**WRITTEN INSTRUCTION**
Identify the lines holding "الرحمن" and copy them.

[start of RECORD EXCERPTS]

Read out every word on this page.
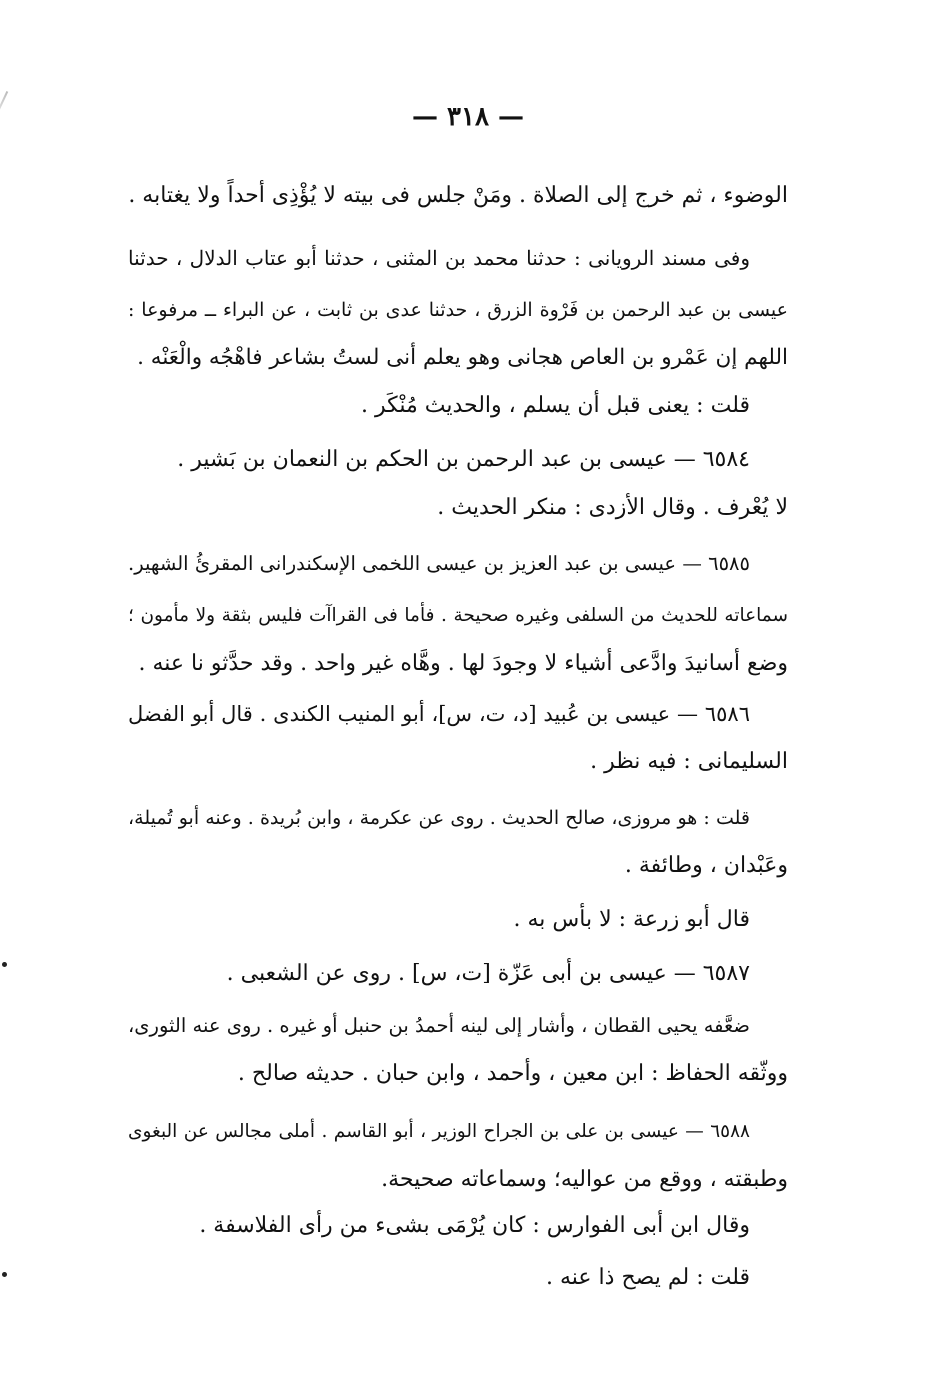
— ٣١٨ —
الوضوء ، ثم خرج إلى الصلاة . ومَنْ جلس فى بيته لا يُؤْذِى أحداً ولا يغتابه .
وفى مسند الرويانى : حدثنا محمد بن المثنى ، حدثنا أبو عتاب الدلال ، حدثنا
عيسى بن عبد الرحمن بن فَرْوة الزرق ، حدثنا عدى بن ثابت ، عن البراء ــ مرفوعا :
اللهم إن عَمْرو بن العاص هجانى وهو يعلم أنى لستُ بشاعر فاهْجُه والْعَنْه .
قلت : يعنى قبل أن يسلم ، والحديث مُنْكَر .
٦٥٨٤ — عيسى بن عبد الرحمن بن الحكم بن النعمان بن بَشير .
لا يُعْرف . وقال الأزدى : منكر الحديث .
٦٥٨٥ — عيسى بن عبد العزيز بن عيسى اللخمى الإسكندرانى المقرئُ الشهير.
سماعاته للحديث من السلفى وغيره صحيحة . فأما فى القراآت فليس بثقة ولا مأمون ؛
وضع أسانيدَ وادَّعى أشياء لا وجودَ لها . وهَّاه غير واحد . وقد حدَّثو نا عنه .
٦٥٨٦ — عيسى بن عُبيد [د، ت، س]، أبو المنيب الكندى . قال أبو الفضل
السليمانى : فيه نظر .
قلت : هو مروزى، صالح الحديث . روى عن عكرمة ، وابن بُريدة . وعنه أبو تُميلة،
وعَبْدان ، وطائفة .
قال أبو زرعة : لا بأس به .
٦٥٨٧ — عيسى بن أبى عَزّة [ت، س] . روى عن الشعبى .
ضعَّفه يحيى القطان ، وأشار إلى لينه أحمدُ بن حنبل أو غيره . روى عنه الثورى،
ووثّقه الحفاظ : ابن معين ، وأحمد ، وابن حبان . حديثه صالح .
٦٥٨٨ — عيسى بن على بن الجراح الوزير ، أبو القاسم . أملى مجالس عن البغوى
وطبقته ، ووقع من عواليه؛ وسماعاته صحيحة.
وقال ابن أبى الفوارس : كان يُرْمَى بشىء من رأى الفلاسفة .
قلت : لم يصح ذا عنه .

[end of RECORD EXCERPTS]
[start of RECORD EXCERPTS]

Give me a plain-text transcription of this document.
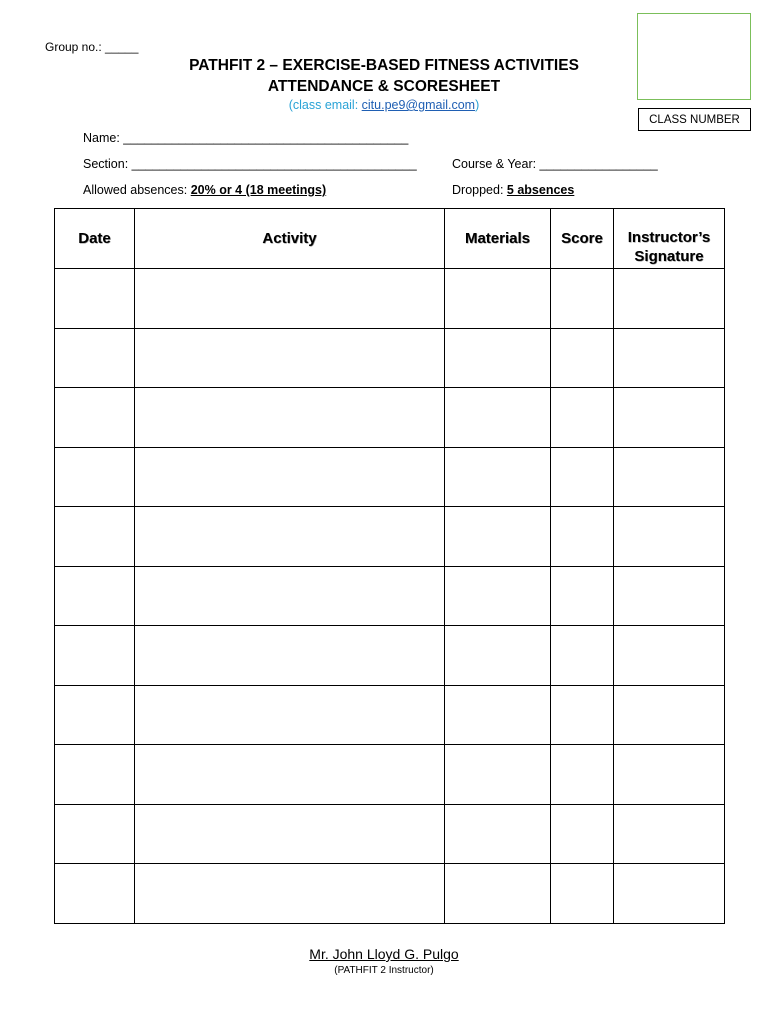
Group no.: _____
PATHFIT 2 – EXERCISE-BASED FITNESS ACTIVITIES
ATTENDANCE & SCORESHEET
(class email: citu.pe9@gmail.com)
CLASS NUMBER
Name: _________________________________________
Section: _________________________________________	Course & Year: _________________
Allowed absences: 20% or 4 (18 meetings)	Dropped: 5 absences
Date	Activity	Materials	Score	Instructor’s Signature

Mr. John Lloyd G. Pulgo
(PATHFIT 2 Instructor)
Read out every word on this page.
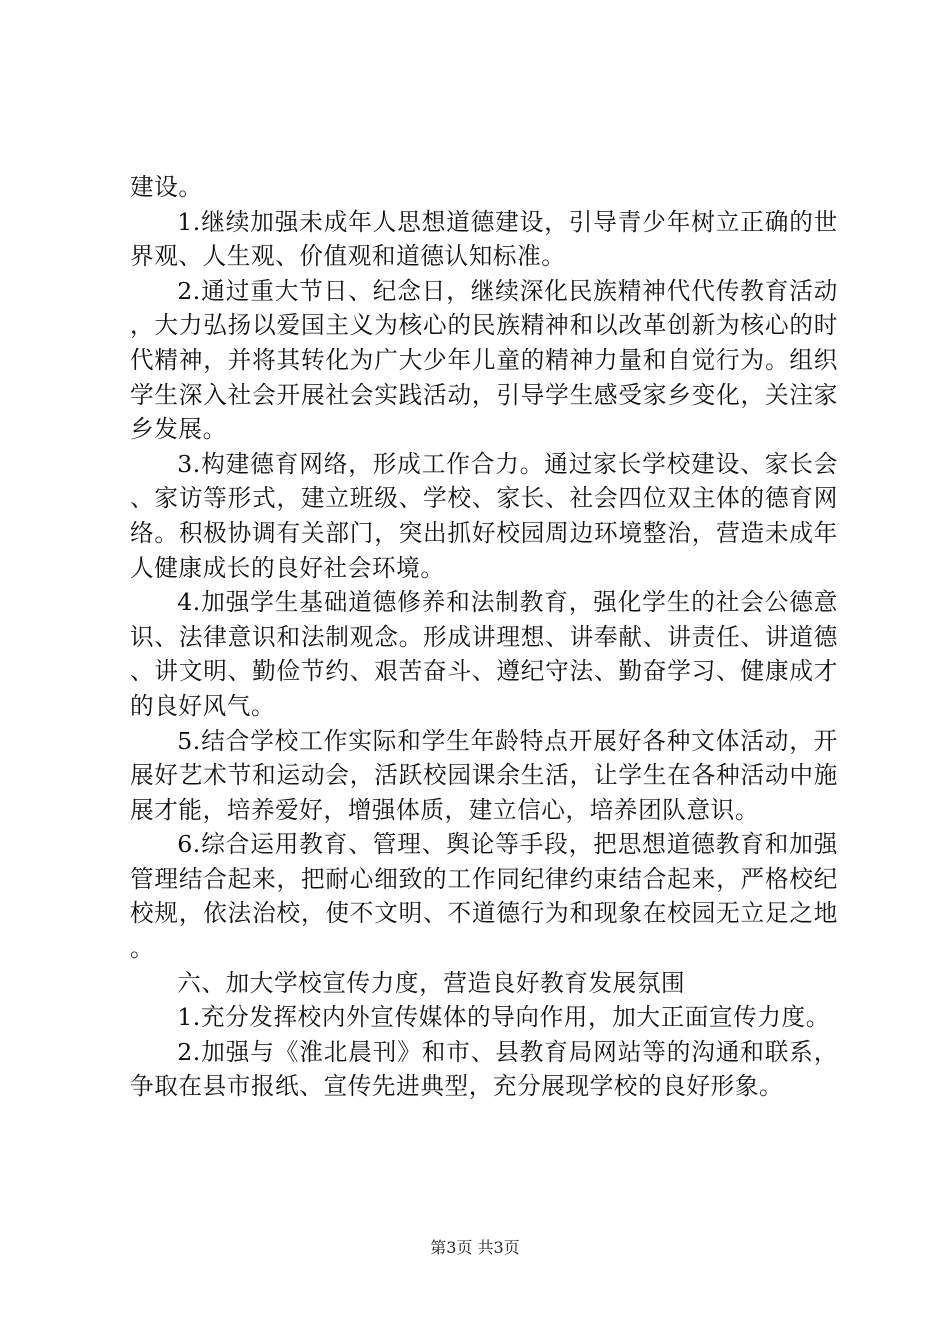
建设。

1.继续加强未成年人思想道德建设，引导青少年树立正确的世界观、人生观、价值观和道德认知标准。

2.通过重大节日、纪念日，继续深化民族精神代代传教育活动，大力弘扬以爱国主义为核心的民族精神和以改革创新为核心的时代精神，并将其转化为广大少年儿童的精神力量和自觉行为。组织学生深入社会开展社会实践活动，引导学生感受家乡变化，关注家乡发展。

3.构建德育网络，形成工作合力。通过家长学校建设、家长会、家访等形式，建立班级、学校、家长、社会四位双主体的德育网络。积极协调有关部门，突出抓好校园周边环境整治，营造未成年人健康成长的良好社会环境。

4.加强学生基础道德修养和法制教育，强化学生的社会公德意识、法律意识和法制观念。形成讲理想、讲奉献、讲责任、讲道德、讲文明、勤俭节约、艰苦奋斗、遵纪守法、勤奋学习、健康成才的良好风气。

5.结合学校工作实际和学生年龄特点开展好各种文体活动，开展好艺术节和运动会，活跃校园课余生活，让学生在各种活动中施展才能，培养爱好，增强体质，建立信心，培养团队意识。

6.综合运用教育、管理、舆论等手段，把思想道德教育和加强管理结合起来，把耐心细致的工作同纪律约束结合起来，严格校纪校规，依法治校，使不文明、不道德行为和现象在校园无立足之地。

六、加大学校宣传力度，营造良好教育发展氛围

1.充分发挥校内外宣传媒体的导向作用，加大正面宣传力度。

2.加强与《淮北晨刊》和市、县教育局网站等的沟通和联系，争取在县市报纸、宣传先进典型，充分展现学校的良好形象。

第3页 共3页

[end of RECORD EXCERPTS]

**EXERCISE RESPONSE**
عيسى بن عبد الرحمن بن فَرْوة الزرق ، حدثنا عدى بن ثابت ، عن البراء ــ مرفوعا :
٦٥٨٤ — عيسى بن عبد الرحمن بن الحكم بن النعمان بن بَشير .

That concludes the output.